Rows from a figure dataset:

---+---

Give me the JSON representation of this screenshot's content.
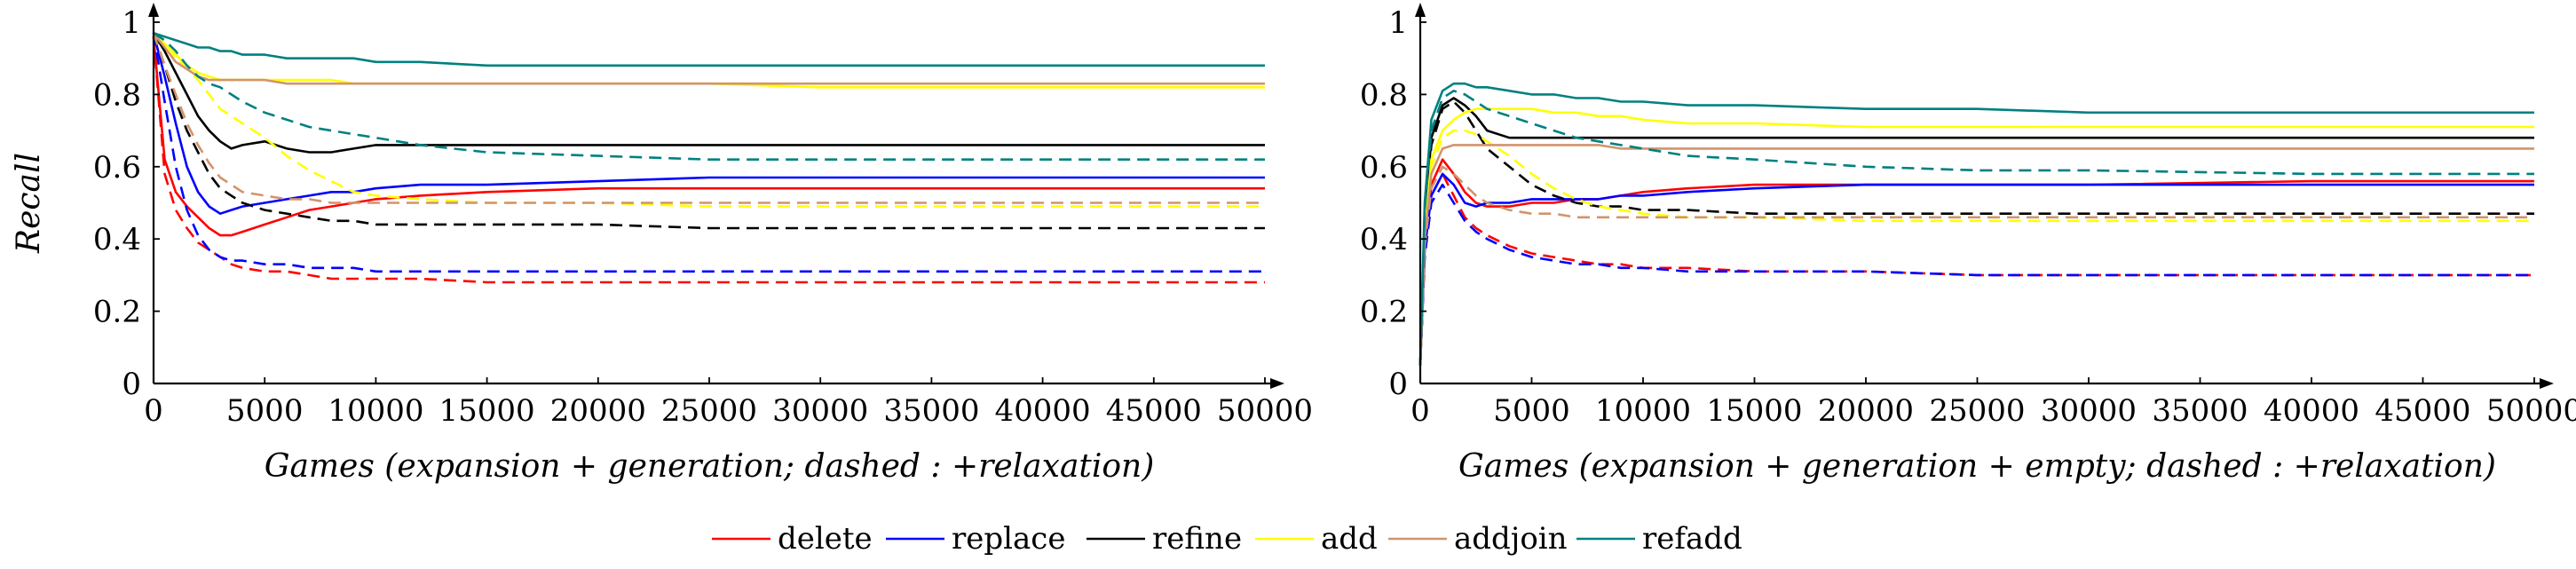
{
  "legend": [
    "delete",
    "replace",
    "refine",
    "add",
    "addjoin",
    "refadd"
  ],
  "colors": {
    "delete": "#ff0000",
    "replace": "#0000ff",
    "refine": "#000000",
    "add": "#ffff00",
    "addjoin": "#d2946c",
    "refadd": "#008080"
  },
  "chart_data": [
    {
      "type": "line",
      "xlabel": "Games (expansion + generation;  dashed : +relaxation)",
      "ylabel": "Recall",
      "xlim": [
        0,
        50000
      ],
      "ylim": [
        0,
        1
      ],
      "xticks": [
        0,
        5000,
        10000,
        15000,
        20000,
        25000,
        30000,
        35000,
        40000,
        45000,
        50000
      ],
      "yticks": [
        0,
        0.2,
        0.4,
        0.6,
        0.8,
        1
      ],
      "x": [
        0,
        500,
        1000,
        1500,
        2000,
        2500,
        3000,
        3500,
        4000,
        5000,
        6000,
        7000,
        8000,
        9000,
        10000,
        12000,
        15000,
        20000,
        25000,
        30000,
        40000,
        50000
      ],
      "series": [
        {
          "name": "delete",
          "style": "solid",
          "values": [
            0.96,
            0.62,
            0.53,
            0.49,
            0.46,
            0.43,
            0.41,
            0.41,
            0.42,
            0.44,
            0.46,
            0.48,
            0.49,
            0.5,
            0.51,
            0.52,
            0.53,
            0.54,
            0.54,
            0.54,
            0.54,
            0.54
          ]
        },
        {
          "name": "delete",
          "style": "dashed",
          "values": [
            0.96,
            0.58,
            0.48,
            0.43,
            0.39,
            0.37,
            0.35,
            0.33,
            0.32,
            0.31,
            0.31,
            0.3,
            0.29,
            0.29,
            0.29,
            0.29,
            0.28,
            0.28,
            0.28,
            0.28,
            0.28,
            0.28
          ]
        },
        {
          "name": "replace",
          "style": "solid",
          "values": [
            0.97,
            0.85,
            0.72,
            0.6,
            0.53,
            0.49,
            0.47,
            0.48,
            0.49,
            0.5,
            0.51,
            0.52,
            0.53,
            0.53,
            0.54,
            0.55,
            0.55,
            0.56,
            0.57,
            0.57,
            0.57,
            0.57
          ]
        },
        {
          "name": "replace",
          "style": "dashed",
          "values": [
            0.97,
            0.78,
            0.6,
            0.48,
            0.41,
            0.37,
            0.35,
            0.34,
            0.34,
            0.33,
            0.33,
            0.32,
            0.32,
            0.32,
            0.31,
            0.31,
            0.31,
            0.31,
            0.31,
            0.31,
            0.31,
            0.31
          ]
        },
        {
          "name": "refine",
          "style": "solid",
          "values": [
            0.97,
            0.92,
            0.86,
            0.8,
            0.74,
            0.7,
            0.67,
            0.65,
            0.66,
            0.67,
            0.65,
            0.64,
            0.64,
            0.65,
            0.66,
            0.66,
            0.66,
            0.66,
            0.66,
            0.66,
            0.66,
            0.66
          ]
        },
        {
          "name": "refine",
          "style": "dashed",
          "values": [
            0.97,
            0.88,
            0.78,
            0.7,
            0.64,
            0.58,
            0.54,
            0.52,
            0.5,
            0.48,
            0.47,
            0.46,
            0.45,
            0.45,
            0.44,
            0.44,
            0.44,
            0.44,
            0.43,
            0.43,
            0.43,
            0.43
          ]
        },
        {
          "name": "add",
          "style": "solid",
          "values": [
            0.97,
            0.94,
            0.91,
            0.88,
            0.86,
            0.85,
            0.84,
            0.84,
            0.84,
            0.84,
            0.84,
            0.84,
            0.84,
            0.83,
            0.83,
            0.83,
            0.83,
            0.83,
            0.83,
            0.82,
            0.82,
            0.82
          ]
        },
        {
          "name": "add",
          "style": "dashed",
          "values": [
            0.97,
            0.93,
            0.9,
            0.87,
            0.84,
            0.8,
            0.76,
            0.74,
            0.72,
            0.68,
            0.63,
            0.59,
            0.56,
            0.53,
            0.52,
            0.51,
            0.5,
            0.5,
            0.49,
            0.49,
            0.49,
            0.49
          ]
        },
        {
          "name": "addjoin",
          "style": "solid",
          "values": [
            0.97,
            0.93,
            0.89,
            0.87,
            0.85,
            0.84,
            0.84,
            0.84,
            0.84,
            0.84,
            0.83,
            0.83,
            0.83,
            0.83,
            0.83,
            0.83,
            0.83,
            0.83,
            0.83,
            0.83,
            0.83,
            0.83
          ]
        },
        {
          "name": "addjoin",
          "style": "dashed",
          "values": [
            0.97,
            0.88,
            0.8,
            0.72,
            0.66,
            0.61,
            0.57,
            0.55,
            0.53,
            0.52,
            0.51,
            0.51,
            0.5,
            0.5,
            0.5,
            0.5,
            0.5,
            0.5,
            0.5,
            0.5,
            0.5,
            0.5
          ]
        },
        {
          "name": "refadd",
          "style": "solid",
          "values": [
            0.97,
            0.96,
            0.95,
            0.94,
            0.93,
            0.93,
            0.92,
            0.92,
            0.91,
            0.91,
            0.9,
            0.9,
            0.9,
            0.9,
            0.89,
            0.89,
            0.88,
            0.88,
            0.88,
            0.88,
            0.88,
            0.88
          ]
        },
        {
          "name": "refadd",
          "style": "dashed",
          "values": [
            0.97,
            0.95,
            0.92,
            0.88,
            0.85,
            0.83,
            0.82,
            0.8,
            0.78,
            0.75,
            0.73,
            0.71,
            0.7,
            0.69,
            0.68,
            0.66,
            0.64,
            0.63,
            0.62,
            0.62,
            0.62,
            0.62
          ]
        }
      ]
    },
    {
      "type": "line",
      "xlabel": "Games (expansion + generation + empty;  dashed : +relaxation)",
      "ylabel": "",
      "xlim": [
        0,
        50000
      ],
      "ylim": [
        0,
        1
      ],
      "xticks": [
        0,
        5000,
        10000,
        15000,
        20000,
        25000,
        30000,
        35000,
        40000,
        45000,
        50000
      ],
      "yticks": [
        0,
        0.2,
        0.4,
        0.6,
        0.8,
        1
      ],
      "x": [
        0,
        200,
        500,
        1000,
        1500,
        2000,
        2500,
        3000,
        4000,
        5000,
        6000,
        7000,
        8000,
        9000,
        10000,
        12000,
        15000,
        20000,
        25000,
        30000,
        40000,
        50000
      ],
      "series": [
        {
          "name": "delete",
          "style": "solid",
          "values": [
            0.05,
            0.38,
            0.55,
            0.62,
            0.58,
            0.53,
            0.5,
            0.49,
            0.49,
            0.5,
            0.5,
            0.51,
            0.51,
            0.52,
            0.53,
            0.54,
            0.55,
            0.55,
            0.55,
            0.55,
            0.56,
            0.56
          ]
        },
        {
          "name": "delete",
          "style": "dashed",
          "values": [
            0.05,
            0.35,
            0.52,
            0.58,
            0.52,
            0.46,
            0.43,
            0.41,
            0.38,
            0.36,
            0.35,
            0.34,
            0.33,
            0.33,
            0.32,
            0.32,
            0.31,
            0.31,
            0.3,
            0.3,
            0.3,
            0.3
          ]
        },
        {
          "name": "replace",
          "style": "solid",
          "values": [
            0.05,
            0.37,
            0.52,
            0.58,
            0.55,
            0.5,
            0.49,
            0.5,
            0.5,
            0.51,
            0.51,
            0.51,
            0.51,
            0.52,
            0.52,
            0.53,
            0.54,
            0.55,
            0.55,
            0.55,
            0.55,
            0.55
          ]
        },
        {
          "name": "replace",
          "style": "dashed",
          "values": [
            0.05,
            0.35,
            0.5,
            0.55,
            0.5,
            0.45,
            0.42,
            0.4,
            0.37,
            0.35,
            0.34,
            0.33,
            0.33,
            0.32,
            0.32,
            0.31,
            0.31,
            0.31,
            0.3,
            0.3,
            0.3,
            0.3
          ]
        },
        {
          "name": "refine",
          "style": "solid",
          "values": [
            0.05,
            0.45,
            0.68,
            0.77,
            0.79,
            0.77,
            0.74,
            0.7,
            0.68,
            0.68,
            0.68,
            0.68,
            0.68,
            0.68,
            0.68,
            0.68,
            0.68,
            0.68,
            0.68,
            0.68,
            0.68,
            0.68
          ]
        },
        {
          "name": "refine",
          "style": "dashed",
          "values": [
            0.05,
            0.44,
            0.66,
            0.76,
            0.78,
            0.75,
            0.7,
            0.65,
            0.6,
            0.55,
            0.52,
            0.5,
            0.49,
            0.49,
            0.48,
            0.48,
            0.47,
            0.47,
            0.47,
            0.47,
            0.47,
            0.47
          ]
        },
        {
          "name": "add",
          "style": "solid",
          "values": [
            0.05,
            0.42,
            0.62,
            0.7,
            0.73,
            0.75,
            0.76,
            0.76,
            0.76,
            0.76,
            0.75,
            0.75,
            0.74,
            0.74,
            0.73,
            0.72,
            0.72,
            0.71,
            0.71,
            0.71,
            0.71,
            0.71
          ]
        },
        {
          "name": "add",
          "style": "dashed",
          "values": [
            0.05,
            0.4,
            0.6,
            0.68,
            0.7,
            0.7,
            0.69,
            0.67,
            0.63,
            0.58,
            0.54,
            0.51,
            0.49,
            0.48,
            0.47,
            0.46,
            0.46,
            0.45,
            0.45,
            0.45,
            0.45,
            0.45
          ]
        },
        {
          "name": "addjoin",
          "style": "solid",
          "values": [
            0.05,
            0.4,
            0.58,
            0.65,
            0.66,
            0.66,
            0.66,
            0.66,
            0.66,
            0.66,
            0.66,
            0.66,
            0.66,
            0.65,
            0.65,
            0.65,
            0.65,
            0.65,
            0.65,
            0.65,
            0.65,
            0.65
          ]
        },
        {
          "name": "addjoin",
          "style": "dashed",
          "values": [
            0.05,
            0.38,
            0.54,
            0.6,
            0.58,
            0.55,
            0.52,
            0.5,
            0.48,
            0.47,
            0.47,
            0.46,
            0.46,
            0.46,
            0.46,
            0.46,
            0.46,
            0.46,
            0.46,
            0.46,
            0.46,
            0.46
          ]
        },
        {
          "name": "refadd",
          "style": "solid",
          "values": [
            0.05,
            0.5,
            0.73,
            0.81,
            0.83,
            0.83,
            0.82,
            0.82,
            0.81,
            0.8,
            0.8,
            0.79,
            0.79,
            0.78,
            0.78,
            0.77,
            0.77,
            0.76,
            0.76,
            0.75,
            0.75,
            0.75
          ]
        },
        {
          "name": "refadd",
          "style": "dashed",
          "values": [
            0.05,
            0.48,
            0.7,
            0.79,
            0.81,
            0.8,
            0.78,
            0.76,
            0.74,
            0.72,
            0.7,
            0.68,
            0.67,
            0.66,
            0.65,
            0.63,
            0.62,
            0.6,
            0.59,
            0.59,
            0.58,
            0.58
          ]
        }
      ]
    }
  ]
}
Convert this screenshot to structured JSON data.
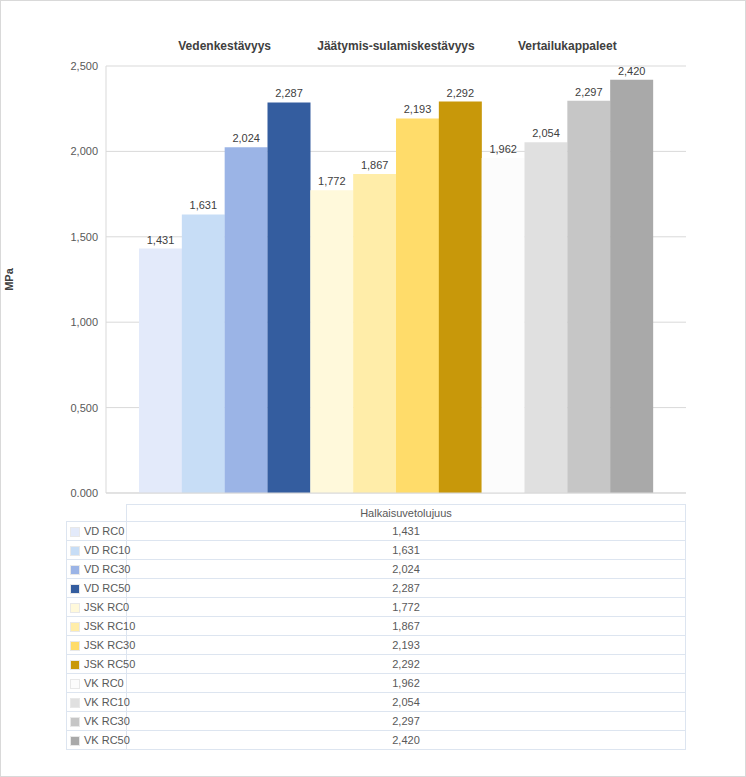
{
  "chart_data": {
    "type": "bar",
    "ylabel": "MPa",
    "categories": [
      "VD RC0",
      "VD RC10",
      "VD RC30",
      "VD RC50",
      "JSK RC0",
      "JSK RC10",
      "JSK RC30",
      "JSK RC50",
      "VK RC0",
      "VK RC10",
      "VK RC30",
      "VK RC50"
    ],
    "series": [
      {
        "name": "Halkaisuvetolujuus",
        "values": [
          1.431,
          1.631,
          2.024,
          2.287,
          1.772,
          1.867,
          2.193,
          2.292,
          1.962,
          2.054,
          2.297,
          2.42
        ],
        "value_labels": [
          "1,431",
          "1,631",
          "2,024",
          "2,287",
          "1,772",
          "1,867",
          "2,193",
          "2,292",
          "1,962",
          "2,054",
          "2,297",
          "2,420"
        ],
        "colors": [
          "#E3EAFA",
          "#C7DDF6",
          "#9BB4E6",
          "#345D9F",
          "#FFF9DB",
          "#FFEDA9",
          "#FFDC6A",
          "#C8980A",
          "#FCFCFC",
          "#E0E0E0",
          "#C6C6C6",
          "#A9A9A9"
        ]
      }
    ],
    "groups": [
      {
        "label": "Vedenkestävyys",
        "categories": [
          "VD RC0",
          "VD RC10",
          "VD RC30",
          "VD RC50"
        ]
      },
      {
        "label": "Jäätymis-sulamiskestävyys",
        "categories": [
          "JSK RC0",
          "JSK RC10",
          "JSK RC30",
          "JSK RC50"
        ]
      },
      {
        "label": "Vertailukappaleet",
        "categories": [
          "VK RC0",
          "VK RC10",
          "VK RC30",
          "VK RC50"
        ]
      }
    ],
    "ylim": [
      0,
      2.5
    ],
    "yticks": [
      {
        "value": 0,
        "label": "0,000"
      },
      {
        "value": 0.5,
        "label": "0,500"
      },
      {
        "value": 1,
        "label": "1,000"
      },
      {
        "value": 1.5,
        "label": "1,500"
      },
      {
        "value": 2,
        "label": "2,000"
      },
      {
        "value": 2.5,
        "label": "2,500"
      }
    ],
    "grid": true,
    "data_labels": true,
    "tick_labels": "y"
  }
}
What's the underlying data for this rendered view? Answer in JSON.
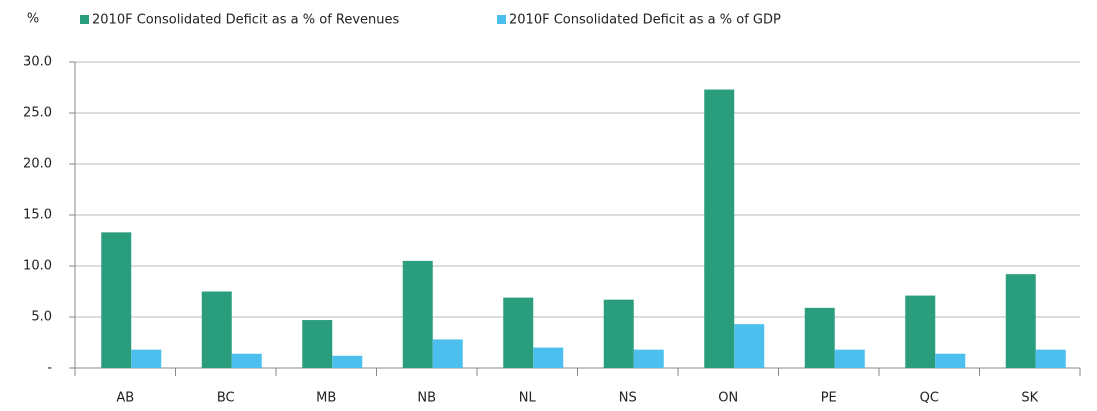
{
  "chart_data": {
    "type": "bar",
    "y_label": "%",
    "categories": [
      "AB",
      "BC",
      "MB",
      "NB",
      "NL",
      "NS",
      "ON",
      "PE",
      "QC",
      "SK"
    ],
    "series": [
      {
        "name": "2010F Consolidated Deficit as a % of Revenues",
        "color": "#2a9d7c",
        "values": [
          13.3,
          7.5,
          4.7,
          10.5,
          6.9,
          6.7,
          27.3,
          5.9,
          7.1,
          9.2
        ]
      },
      {
        "name": "2010F Consolidated Deficit as a % of GDP",
        "color": "#4dbfef",
        "values": [
          1.8,
          1.4,
          1.2,
          2.8,
          2.0,
          1.8,
          4.3,
          1.8,
          1.4,
          1.8
        ]
      }
    ],
    "ylim": [
      0,
      30
    ],
    "yticks": [
      {
        "value": 0,
        "label": "-"
      },
      {
        "value": 5,
        "label": "5.0"
      },
      {
        "value": 10,
        "label": "10.0"
      },
      {
        "value": 15,
        "label": "15.0"
      },
      {
        "value": 20,
        "label": "20.0"
      },
      {
        "value": 25,
        "label": "25.0"
      },
      {
        "value": 30,
        "label": "30.0"
      }
    ],
    "grid": true
  }
}
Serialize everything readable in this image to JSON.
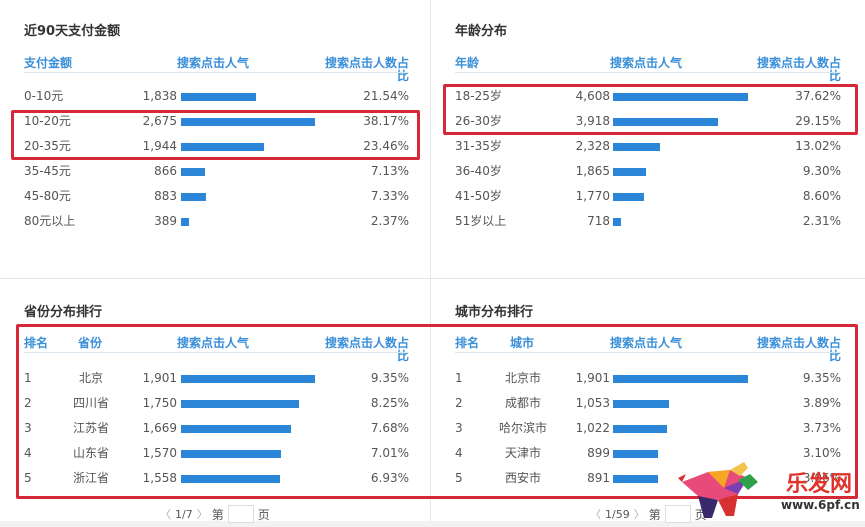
{
  "payment_panel": {
    "title": "近90天支付金额",
    "headers": {
      "label": "支付金额",
      "popularity": "搜索点击人气",
      "share": "搜索点击人数占比",
      "share_line1": "搜索点击人数占",
      "share_line2": "比"
    },
    "rows": [
      {
        "label": "0-10元",
        "value": "1,838",
        "pct": "21.54%",
        "bar": 75
      },
      {
        "label": "10-20元",
        "value": "2,675",
        "pct": "38.17%",
        "bar": 134
      },
      {
        "label": "20-35元",
        "value": "1,944",
        "pct": "23.46%",
        "bar": 83
      },
      {
        "label": "35-45元",
        "value": "866",
        "pct": "7.13%",
        "bar": 24
      },
      {
        "label": "45-80元",
        "value": "883",
        "pct": "7.33%",
        "bar": 25
      },
      {
        "label": "80元以上",
        "value": "389",
        "pct": "2.37%",
        "bar": 8
      }
    ]
  },
  "age_panel": {
    "title": "年龄分布",
    "headers": {
      "label": "年龄",
      "popularity": "搜索点击人气",
      "share_line1": "搜索点击人数占",
      "share_line2": "比"
    },
    "rows": [
      {
        "label": "18-25岁",
        "value": "4,608",
        "pct": "37.62%",
        "bar": 135
      },
      {
        "label": "26-30岁",
        "value": "3,918",
        "pct": "29.15%",
        "bar": 105
      },
      {
        "label": "31-35岁",
        "value": "2,328",
        "pct": "13.02%",
        "bar": 47
      },
      {
        "label": "36-40岁",
        "value": "1,865",
        "pct": "9.30%",
        "bar": 33
      },
      {
        "label": "41-50岁",
        "value": "1,770",
        "pct": "8.60%",
        "bar": 31
      },
      {
        "label": "51岁以上",
        "value": "718",
        "pct": "2.31%",
        "bar": 8
      }
    ]
  },
  "province_panel": {
    "title": "省份分布排行",
    "headers": {
      "rank": "排名",
      "label": "省份",
      "popularity": "搜索点击人气",
      "share_line1": "搜索点击人数占",
      "share_line2": "比"
    },
    "rows": [
      {
        "rank": "1",
        "label": "北京",
        "value": "1,901",
        "pct": "9.35%",
        "bar": 134
      },
      {
        "rank": "2",
        "label": "四川省",
        "value": "1,750",
        "pct": "8.25%",
        "bar": 118
      },
      {
        "rank": "3",
        "label": "江苏省",
        "value": "1,669",
        "pct": "7.68%",
        "bar": 110
      },
      {
        "rank": "4",
        "label": "山东省",
        "value": "1,570",
        "pct": "7.01%",
        "bar": 100
      },
      {
        "rank": "5",
        "label": "浙江省",
        "value": "1,558",
        "pct": "6.93%",
        "bar": 99
      }
    ],
    "pager": {
      "prev": "〈",
      "page": "1/7",
      "next": "〉",
      "goto_prefix": "第",
      "goto_suffix": "页",
      "goto_value": ""
    }
  },
  "city_panel": {
    "title": "城市分布排行",
    "headers": {
      "rank": "排名",
      "label": "城市",
      "popularity": "搜索点击人气",
      "share_line1": "搜索点击人数占",
      "share_line2": "比"
    },
    "rows": [
      {
        "rank": "1",
        "label": "北京市",
        "value": "1,901",
        "pct": "9.35%",
        "bar": 135
      },
      {
        "rank": "2",
        "label": "成都市",
        "value": "1,053",
        "pct": "3.89%",
        "bar": 56
      },
      {
        "rank": "3",
        "label": "哈尔滨市",
        "value": "1,022",
        "pct": "3.73%",
        "bar": 54
      },
      {
        "rank": "4",
        "label": "天津市",
        "value": "899",
        "pct": "3.10%",
        "bar": 45
      },
      {
        "rank": "5",
        "label": "西安市",
        "value": "891",
        "pct": "3.06%",
        "bar": 45
      }
    ],
    "pager": {
      "prev": "〈",
      "page": "1/59",
      "next": "〉",
      "goto_prefix": "第",
      "goto_suffix": "页",
      "goto_value": ""
    }
  },
  "watermark": {
    "brand": "乐发网",
    "url": "www.6pf.cn"
  },
  "colors": {
    "bar": "#2b86d8",
    "header": "#3a8fd8",
    "highlight_box": "#d7283a"
  }
}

---+---

Exercise objective: Count each line where the string "expansion" occurs, and write only the number.

Reply to the task: 2